- **TEXTO DE ORIGEN**

Dos vidas terriblemente distintas, pero encadenadas por una misma nostalgia, la del primer amor, un tibio y distante roce de juventudes en la sala de la casa. Una promesa inconclusa, entre dos personajes unidos por la condición de ser únicos en su familia, los chicos raros de la escuela.

De su escritura se dijo en el club de lectura donde lo leímos: sobra relato, se nota la mano del escritor en el narrador, la tensión es tardía. Digamos que sí, pero también digamos cómo. Murakami se alarga en el relato de la vida juvenil, quizá por ser su especialidad. Y porque el personaje de Hajime es la representación de muchos hombres japoneses de la segunda mitad del siglo XX. Se alargó porque estaba tallando un mito urbano, una representación enjundiosa de todos los hombres, a los que por causa del amor, algo se les muere dentro.

¿Cómo se sabe que el escritor le mete la mano al narrador? No digamos, a la primera persona. Porque el personaje pierde protagonismo, no es completamente él, se suplanta y por tanto se falsea. Más porque Murakami ha prestado tanto de él a Hajime, que por una suplantación innecesaria de protagonismo, podría verse acaso, la manito de Haruki moviéndose como la del titiritero.

La tensión tardía es propia de la novela japonesa. Es una marca reconocida y aceptable para lectores de literatura japonesa. El tiempo y el feeling de la tensión son bien distintos a los de la novela occidental. La de Murakami es una novela de anticlímax. La tensión acumulada por debajo de los hechos, aparece en el último tercio, a partir del último encuentro, el encuentro sexual aplazado. Clímax que se prolonga, casi hasta el final de la novela, cuando el enigma triunfa, triunfa el matrimonio y triunfa la nostalgia.

La acumulación de tensión se hace de manera tan sosegada, a la “japonesa”, con un tempo de sonata, a la par que el lector recorre la sima del relato. Y cuando el clímax se declara, el lector vira, se eleva y sigue a los personajes que regresan a la nostalgia, esa forma aterciopelada de la soledad.

- **DATOS PROPORCIONADOS**
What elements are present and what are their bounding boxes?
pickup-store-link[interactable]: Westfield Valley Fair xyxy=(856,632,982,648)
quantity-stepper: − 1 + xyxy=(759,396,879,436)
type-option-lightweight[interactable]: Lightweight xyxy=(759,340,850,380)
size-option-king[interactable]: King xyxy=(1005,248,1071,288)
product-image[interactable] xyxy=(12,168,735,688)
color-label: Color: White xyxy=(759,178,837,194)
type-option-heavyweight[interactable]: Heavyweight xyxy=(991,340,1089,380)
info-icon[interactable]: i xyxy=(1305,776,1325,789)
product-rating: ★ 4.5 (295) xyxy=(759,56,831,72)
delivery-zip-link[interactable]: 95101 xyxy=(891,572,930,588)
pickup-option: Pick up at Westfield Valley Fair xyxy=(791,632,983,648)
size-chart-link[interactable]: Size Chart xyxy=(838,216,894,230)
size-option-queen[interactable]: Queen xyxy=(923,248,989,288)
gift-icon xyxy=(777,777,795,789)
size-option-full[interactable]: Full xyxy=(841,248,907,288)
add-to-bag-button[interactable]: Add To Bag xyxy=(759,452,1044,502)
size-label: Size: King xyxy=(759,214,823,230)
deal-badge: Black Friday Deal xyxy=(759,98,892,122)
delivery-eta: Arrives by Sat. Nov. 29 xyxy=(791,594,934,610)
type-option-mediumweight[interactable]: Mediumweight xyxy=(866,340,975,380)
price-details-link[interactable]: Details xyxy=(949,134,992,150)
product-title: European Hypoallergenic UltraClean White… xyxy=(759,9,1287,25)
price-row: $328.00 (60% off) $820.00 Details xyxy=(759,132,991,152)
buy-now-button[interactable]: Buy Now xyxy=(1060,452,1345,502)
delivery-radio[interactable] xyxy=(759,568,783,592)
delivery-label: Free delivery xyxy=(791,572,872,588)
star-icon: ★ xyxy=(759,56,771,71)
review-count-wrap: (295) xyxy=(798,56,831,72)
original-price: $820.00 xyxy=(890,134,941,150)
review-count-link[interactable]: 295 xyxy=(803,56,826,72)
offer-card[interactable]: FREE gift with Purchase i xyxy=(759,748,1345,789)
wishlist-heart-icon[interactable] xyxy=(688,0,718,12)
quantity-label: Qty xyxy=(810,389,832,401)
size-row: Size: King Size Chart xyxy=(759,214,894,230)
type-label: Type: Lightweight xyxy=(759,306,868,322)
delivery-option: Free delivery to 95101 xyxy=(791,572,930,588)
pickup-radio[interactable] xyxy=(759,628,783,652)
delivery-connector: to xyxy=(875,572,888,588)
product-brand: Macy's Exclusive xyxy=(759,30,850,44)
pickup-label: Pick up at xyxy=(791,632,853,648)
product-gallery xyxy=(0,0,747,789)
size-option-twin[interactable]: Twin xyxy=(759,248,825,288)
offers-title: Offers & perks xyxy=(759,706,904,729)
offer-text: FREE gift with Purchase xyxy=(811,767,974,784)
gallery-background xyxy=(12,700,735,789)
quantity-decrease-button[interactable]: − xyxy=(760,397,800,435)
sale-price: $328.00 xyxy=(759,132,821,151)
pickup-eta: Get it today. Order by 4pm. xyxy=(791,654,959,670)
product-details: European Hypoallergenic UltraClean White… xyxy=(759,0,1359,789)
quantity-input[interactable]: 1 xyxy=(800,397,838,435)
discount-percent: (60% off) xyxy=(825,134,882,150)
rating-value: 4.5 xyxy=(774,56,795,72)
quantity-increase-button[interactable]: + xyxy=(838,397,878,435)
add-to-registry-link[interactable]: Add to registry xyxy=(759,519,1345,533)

---

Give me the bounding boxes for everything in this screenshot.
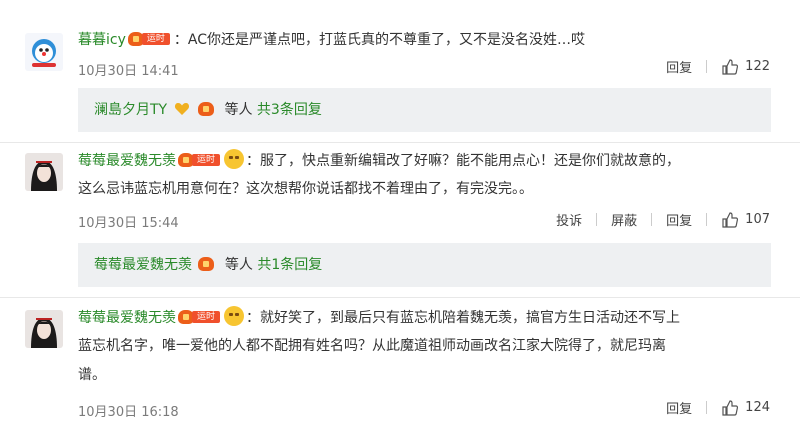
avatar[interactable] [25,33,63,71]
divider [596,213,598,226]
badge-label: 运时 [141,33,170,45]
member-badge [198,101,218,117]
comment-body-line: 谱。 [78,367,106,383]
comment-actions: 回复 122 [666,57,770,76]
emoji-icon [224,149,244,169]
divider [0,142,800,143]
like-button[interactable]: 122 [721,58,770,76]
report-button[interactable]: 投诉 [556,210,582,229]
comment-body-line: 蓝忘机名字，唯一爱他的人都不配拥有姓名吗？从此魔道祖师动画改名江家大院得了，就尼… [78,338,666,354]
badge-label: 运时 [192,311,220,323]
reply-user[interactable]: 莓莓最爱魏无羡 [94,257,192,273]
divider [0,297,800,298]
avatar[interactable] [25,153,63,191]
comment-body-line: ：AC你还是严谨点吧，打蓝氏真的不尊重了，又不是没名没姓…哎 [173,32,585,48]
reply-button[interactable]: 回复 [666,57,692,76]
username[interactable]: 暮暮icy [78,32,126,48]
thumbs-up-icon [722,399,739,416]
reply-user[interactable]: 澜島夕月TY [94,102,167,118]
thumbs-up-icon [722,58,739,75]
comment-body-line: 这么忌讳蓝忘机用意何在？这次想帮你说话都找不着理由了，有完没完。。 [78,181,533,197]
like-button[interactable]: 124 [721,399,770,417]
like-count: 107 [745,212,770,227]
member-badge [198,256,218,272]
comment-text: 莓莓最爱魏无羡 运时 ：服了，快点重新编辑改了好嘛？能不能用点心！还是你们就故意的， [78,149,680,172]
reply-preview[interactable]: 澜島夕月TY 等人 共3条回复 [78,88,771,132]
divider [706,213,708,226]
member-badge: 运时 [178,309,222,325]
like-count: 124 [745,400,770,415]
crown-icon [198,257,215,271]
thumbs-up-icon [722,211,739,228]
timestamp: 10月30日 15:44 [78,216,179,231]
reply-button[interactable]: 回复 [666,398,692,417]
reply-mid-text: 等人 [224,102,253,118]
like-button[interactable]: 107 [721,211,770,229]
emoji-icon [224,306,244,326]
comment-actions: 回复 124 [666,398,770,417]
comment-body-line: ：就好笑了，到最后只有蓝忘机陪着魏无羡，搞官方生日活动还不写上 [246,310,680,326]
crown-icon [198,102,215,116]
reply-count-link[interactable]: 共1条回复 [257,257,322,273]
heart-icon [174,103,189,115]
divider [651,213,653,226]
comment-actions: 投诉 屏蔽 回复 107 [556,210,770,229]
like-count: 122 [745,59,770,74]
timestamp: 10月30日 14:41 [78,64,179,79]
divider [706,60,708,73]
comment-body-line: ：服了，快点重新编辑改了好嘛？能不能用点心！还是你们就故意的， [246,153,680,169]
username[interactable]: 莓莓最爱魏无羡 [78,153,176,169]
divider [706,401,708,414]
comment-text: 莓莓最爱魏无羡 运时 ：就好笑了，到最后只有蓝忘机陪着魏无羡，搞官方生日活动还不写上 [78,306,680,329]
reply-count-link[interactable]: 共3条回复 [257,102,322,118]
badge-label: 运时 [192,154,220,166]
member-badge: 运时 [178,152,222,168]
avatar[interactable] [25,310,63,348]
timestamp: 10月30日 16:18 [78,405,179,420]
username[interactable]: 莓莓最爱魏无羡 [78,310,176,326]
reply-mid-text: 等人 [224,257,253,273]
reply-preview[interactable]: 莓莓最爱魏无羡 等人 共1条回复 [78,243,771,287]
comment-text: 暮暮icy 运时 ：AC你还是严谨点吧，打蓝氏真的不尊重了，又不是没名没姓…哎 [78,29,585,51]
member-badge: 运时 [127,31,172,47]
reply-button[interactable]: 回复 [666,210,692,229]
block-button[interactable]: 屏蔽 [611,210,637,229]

- **CONJUNTO DE TAREAS**
A: Responde a estas preguntas sobre la reseña de la novela de Murakami:
(i) ¿Qué tres críticas a su escritura se hicieron en el club de lectura?
(ii) ¿De qué novela es propia la tensión tardía?
(iii) ¿En qué parte de la novela aparece la tensión acumulada por debajo de los hechos?
B: Actualiza un tramo del listado: empieza en la línea que contiene "avatar[interactable] [25,33,63,71]" y termina tras la que contiene "report-button[interactable]: 投诉 [556,210,582,229]". Escribe solo esas líneas, con "divider" cambiado por "separator" y todo lo demás igual.

- **RESPUESTAS POR ORDEN**
A:
(i) Que sobra relato, que se nota la mano del escritor en el narrador y que la tensión es tardía.
(ii) De la novela japonesa.
(iii) En el último tercio, a partir del último encuentro, el encuentro sexual aplazado.

B:
avatar[interactable] [25,33,63,71]
separator [596,213,598,226]
badge-label: 运时 [141,33,170,45]
member-badge [198,101,218,117]
comment-body-line: 谱。 [78,367,106,383]
comment-actions: 回复 122 [666,57,770,76]
emoji-icon [224,149,244,169]
separator [0,142,800,143]
like-button[interactable]: 122 [721,58,770,76]
report-button[interactable]: 投诉 [556,210,582,229]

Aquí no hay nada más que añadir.